● Task directions
List each line in which the string "long" appears.

● Records contained in a dataset
* begin *

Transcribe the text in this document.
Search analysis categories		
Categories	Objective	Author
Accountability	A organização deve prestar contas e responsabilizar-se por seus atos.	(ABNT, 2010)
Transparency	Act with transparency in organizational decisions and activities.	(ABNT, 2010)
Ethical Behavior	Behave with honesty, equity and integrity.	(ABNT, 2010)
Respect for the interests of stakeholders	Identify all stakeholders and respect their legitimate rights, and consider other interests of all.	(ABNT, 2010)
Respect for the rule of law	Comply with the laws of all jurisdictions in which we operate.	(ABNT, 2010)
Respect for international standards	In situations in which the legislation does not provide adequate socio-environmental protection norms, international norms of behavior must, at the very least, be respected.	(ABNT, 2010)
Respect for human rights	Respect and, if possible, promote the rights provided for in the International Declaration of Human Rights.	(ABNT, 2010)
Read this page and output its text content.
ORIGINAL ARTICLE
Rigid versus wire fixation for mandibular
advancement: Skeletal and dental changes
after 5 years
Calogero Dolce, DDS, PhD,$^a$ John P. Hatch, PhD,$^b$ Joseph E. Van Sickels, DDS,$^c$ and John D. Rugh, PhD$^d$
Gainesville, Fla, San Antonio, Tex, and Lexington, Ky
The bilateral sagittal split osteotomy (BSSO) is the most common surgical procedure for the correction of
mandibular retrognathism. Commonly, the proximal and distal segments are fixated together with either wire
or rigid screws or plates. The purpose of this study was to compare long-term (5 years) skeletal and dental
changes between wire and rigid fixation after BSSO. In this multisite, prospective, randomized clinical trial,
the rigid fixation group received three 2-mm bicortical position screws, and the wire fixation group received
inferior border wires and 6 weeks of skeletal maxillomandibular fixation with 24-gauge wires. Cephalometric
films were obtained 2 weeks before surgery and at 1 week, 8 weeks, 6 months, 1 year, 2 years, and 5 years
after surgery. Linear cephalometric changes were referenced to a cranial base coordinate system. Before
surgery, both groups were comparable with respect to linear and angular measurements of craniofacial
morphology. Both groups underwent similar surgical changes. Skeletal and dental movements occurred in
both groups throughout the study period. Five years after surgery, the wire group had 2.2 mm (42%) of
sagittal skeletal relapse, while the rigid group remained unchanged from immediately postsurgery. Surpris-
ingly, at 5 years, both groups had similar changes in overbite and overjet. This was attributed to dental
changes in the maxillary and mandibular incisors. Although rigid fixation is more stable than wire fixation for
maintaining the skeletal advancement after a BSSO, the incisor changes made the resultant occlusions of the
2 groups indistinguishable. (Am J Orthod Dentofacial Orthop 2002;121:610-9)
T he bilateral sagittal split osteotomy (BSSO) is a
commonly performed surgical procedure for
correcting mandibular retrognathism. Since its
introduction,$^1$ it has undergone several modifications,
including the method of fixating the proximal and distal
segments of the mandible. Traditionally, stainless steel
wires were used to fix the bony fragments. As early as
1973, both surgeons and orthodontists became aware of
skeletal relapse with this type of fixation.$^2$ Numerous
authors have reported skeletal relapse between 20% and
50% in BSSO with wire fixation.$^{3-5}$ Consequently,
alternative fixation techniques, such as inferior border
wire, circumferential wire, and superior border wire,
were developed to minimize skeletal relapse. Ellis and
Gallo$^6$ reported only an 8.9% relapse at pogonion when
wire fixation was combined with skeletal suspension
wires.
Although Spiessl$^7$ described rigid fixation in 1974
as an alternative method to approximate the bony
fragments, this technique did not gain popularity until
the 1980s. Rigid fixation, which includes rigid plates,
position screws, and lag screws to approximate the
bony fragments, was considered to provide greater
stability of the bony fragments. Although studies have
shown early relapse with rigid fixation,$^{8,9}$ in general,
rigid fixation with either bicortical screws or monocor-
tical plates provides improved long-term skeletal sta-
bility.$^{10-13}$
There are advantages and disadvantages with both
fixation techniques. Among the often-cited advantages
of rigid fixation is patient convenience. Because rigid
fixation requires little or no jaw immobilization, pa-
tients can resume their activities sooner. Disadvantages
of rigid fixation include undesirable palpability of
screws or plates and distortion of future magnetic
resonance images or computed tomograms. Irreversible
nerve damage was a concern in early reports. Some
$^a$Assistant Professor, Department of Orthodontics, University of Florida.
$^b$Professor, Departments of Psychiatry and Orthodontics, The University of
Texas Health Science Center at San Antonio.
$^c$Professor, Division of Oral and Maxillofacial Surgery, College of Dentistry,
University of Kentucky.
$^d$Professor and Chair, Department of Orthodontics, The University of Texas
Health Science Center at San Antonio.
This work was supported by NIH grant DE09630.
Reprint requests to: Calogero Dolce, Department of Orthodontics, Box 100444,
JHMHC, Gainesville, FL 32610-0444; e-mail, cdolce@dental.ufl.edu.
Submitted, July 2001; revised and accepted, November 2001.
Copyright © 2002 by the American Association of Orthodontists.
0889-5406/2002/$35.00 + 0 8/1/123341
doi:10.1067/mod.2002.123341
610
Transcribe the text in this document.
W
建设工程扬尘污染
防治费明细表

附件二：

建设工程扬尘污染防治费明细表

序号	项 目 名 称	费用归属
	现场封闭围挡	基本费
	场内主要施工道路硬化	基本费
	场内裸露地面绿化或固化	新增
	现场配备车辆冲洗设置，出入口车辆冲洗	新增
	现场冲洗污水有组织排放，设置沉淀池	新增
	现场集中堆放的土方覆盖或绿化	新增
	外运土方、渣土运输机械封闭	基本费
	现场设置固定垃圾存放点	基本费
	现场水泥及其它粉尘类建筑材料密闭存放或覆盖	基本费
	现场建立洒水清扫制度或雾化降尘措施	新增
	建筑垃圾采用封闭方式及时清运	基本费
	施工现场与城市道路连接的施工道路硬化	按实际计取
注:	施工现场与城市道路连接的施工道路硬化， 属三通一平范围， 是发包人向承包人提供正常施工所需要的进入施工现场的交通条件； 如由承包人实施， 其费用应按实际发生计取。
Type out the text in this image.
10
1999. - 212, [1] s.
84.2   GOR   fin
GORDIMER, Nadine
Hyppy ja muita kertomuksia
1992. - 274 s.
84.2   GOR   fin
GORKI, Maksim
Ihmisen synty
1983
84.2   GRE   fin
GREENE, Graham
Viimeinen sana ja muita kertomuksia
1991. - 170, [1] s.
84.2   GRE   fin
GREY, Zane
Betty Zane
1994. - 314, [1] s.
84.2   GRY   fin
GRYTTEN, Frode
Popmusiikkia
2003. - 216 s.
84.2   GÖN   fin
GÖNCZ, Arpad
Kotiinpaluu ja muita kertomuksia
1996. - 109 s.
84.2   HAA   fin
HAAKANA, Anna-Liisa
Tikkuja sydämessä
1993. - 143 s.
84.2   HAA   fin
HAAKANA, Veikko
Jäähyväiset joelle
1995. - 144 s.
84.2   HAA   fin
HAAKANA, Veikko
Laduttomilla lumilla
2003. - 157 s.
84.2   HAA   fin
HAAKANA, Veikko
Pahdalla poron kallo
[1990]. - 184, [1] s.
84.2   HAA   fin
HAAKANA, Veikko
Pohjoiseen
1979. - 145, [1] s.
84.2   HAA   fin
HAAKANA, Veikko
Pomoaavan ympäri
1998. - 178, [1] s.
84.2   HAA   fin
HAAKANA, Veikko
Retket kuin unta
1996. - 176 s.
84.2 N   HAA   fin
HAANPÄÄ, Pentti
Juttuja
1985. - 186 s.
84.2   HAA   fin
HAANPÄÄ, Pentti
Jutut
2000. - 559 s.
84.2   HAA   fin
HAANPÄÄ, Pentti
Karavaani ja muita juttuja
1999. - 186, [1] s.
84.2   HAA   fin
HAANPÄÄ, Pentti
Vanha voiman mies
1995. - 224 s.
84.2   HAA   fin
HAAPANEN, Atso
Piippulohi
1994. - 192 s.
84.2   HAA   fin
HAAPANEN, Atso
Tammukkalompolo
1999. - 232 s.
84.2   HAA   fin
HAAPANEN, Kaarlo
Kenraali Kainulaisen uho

* end *

● Finished task
or rigid screws or plates. The purpose of this study was to compare long-term (5 years) skeletal and dental
tical plates provides improved long-term skeletal sta-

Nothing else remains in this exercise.